* EXERCISE INSTRUCTIONS:
Sort through the data and copy the lines holding the word "AAVE".

(Items from a data source)
____________
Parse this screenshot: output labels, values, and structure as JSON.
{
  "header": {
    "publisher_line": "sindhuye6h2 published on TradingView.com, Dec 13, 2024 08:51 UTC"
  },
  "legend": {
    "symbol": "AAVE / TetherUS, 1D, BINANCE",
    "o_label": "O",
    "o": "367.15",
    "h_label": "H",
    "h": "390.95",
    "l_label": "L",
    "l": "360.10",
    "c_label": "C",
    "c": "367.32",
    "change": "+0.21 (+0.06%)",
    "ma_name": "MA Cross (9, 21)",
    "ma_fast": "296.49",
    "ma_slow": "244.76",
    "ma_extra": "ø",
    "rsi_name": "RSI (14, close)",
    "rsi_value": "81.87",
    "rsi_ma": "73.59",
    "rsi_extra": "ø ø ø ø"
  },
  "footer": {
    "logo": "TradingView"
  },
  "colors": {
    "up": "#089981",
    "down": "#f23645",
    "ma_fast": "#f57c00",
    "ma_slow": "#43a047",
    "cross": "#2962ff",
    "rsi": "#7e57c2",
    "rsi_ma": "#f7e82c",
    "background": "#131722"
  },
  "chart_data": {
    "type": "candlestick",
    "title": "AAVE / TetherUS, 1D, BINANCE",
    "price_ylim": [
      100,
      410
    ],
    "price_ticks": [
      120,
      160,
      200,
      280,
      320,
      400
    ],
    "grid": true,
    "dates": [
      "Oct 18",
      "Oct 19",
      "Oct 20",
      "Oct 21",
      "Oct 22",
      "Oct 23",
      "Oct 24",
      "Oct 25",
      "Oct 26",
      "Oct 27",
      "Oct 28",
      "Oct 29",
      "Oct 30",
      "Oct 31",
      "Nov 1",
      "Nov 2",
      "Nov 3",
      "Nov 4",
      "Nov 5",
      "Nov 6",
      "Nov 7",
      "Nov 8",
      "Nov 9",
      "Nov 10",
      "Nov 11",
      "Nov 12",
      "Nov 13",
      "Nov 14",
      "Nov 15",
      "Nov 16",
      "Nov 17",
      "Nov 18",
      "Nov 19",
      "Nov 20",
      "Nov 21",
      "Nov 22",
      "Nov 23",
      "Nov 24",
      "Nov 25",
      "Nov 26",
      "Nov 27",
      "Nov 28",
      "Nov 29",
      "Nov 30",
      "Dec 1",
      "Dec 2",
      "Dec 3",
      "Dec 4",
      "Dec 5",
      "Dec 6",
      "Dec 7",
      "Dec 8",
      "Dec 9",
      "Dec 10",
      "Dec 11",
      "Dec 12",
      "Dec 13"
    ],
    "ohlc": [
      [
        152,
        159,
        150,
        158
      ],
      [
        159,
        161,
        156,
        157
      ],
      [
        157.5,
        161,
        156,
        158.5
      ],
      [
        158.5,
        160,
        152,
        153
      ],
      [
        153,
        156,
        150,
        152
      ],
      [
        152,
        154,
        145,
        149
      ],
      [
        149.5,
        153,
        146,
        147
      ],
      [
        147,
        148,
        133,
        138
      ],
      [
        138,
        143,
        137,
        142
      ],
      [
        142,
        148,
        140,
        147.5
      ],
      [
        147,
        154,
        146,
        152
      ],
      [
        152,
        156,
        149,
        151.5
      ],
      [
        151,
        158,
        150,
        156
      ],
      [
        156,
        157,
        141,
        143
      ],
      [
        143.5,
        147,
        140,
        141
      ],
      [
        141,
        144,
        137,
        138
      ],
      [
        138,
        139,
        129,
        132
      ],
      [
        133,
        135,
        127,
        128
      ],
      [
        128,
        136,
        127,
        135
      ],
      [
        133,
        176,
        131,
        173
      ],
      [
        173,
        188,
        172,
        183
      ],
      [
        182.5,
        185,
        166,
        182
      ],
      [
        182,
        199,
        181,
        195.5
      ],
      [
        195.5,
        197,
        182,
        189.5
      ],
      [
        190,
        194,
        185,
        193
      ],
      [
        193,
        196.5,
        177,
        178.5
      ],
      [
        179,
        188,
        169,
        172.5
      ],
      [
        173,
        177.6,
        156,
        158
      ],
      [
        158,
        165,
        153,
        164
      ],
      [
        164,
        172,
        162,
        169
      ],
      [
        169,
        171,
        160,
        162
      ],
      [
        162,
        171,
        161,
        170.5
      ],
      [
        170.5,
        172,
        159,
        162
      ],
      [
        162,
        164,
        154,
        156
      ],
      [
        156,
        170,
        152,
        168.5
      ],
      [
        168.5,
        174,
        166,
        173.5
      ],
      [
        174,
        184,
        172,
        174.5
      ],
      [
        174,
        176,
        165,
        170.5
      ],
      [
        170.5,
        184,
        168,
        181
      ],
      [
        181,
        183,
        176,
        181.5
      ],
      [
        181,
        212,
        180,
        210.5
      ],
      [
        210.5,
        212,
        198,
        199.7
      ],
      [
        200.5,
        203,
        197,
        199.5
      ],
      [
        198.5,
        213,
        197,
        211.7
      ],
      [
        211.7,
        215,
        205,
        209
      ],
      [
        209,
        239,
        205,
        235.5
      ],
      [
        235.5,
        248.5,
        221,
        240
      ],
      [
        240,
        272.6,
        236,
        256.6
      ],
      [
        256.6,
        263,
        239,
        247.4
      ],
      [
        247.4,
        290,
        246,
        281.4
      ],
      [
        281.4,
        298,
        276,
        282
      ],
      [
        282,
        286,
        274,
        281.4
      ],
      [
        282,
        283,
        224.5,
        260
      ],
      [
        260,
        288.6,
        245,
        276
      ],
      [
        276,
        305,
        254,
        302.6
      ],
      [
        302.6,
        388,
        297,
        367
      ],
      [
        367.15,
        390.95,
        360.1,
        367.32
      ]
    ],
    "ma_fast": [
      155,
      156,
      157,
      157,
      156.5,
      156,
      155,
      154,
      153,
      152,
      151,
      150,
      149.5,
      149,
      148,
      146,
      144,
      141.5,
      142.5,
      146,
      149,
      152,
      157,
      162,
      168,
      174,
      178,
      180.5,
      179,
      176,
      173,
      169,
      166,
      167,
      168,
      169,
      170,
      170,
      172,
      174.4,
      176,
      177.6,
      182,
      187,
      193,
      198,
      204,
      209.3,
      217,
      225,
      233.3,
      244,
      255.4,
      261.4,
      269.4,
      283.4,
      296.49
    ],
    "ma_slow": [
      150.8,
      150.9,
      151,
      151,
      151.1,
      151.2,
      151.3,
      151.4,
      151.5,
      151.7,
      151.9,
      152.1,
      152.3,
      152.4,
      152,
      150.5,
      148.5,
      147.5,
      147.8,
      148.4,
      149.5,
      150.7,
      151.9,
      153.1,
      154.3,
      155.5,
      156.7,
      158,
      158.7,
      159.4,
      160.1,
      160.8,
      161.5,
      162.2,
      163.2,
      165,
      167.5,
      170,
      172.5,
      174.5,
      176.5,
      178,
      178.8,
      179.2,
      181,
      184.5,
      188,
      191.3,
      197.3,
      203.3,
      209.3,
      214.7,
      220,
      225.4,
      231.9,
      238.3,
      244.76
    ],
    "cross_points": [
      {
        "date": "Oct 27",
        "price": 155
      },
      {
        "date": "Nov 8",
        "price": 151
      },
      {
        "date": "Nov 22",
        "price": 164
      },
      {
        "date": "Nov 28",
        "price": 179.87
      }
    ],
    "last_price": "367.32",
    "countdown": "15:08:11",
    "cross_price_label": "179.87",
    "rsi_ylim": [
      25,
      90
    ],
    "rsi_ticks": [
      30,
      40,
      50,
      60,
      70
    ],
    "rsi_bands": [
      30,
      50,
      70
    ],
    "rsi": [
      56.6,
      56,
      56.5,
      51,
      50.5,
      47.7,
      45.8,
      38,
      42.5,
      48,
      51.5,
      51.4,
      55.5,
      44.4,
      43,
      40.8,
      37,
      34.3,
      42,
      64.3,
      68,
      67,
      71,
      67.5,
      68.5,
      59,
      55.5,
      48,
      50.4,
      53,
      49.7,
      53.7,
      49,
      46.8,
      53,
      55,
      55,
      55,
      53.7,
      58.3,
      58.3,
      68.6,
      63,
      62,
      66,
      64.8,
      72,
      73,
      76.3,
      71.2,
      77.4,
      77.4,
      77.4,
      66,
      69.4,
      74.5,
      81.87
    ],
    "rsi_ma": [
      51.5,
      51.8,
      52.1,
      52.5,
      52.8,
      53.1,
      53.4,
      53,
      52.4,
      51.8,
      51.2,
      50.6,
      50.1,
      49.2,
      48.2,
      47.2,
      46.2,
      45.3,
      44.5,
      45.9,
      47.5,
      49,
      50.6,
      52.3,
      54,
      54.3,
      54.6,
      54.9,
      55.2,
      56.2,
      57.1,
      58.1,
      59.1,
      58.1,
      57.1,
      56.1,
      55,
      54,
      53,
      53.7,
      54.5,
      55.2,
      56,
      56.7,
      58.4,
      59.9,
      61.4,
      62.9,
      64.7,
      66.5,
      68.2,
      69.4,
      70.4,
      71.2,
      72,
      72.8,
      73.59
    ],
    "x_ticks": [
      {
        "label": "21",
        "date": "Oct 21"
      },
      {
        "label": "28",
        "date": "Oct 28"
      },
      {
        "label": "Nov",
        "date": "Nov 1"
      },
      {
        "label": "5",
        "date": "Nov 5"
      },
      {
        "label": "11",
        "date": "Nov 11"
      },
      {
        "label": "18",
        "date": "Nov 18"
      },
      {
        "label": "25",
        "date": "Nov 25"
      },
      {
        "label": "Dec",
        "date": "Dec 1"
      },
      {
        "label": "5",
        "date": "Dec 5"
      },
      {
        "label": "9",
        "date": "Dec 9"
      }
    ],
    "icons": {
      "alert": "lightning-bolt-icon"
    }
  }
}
____________
* TASK OUTPUT:
    "symbol": "AAVE / TetherUS, 1D, BINANCE",
    "title": "AAVE / TetherUS, 1D, BINANCE",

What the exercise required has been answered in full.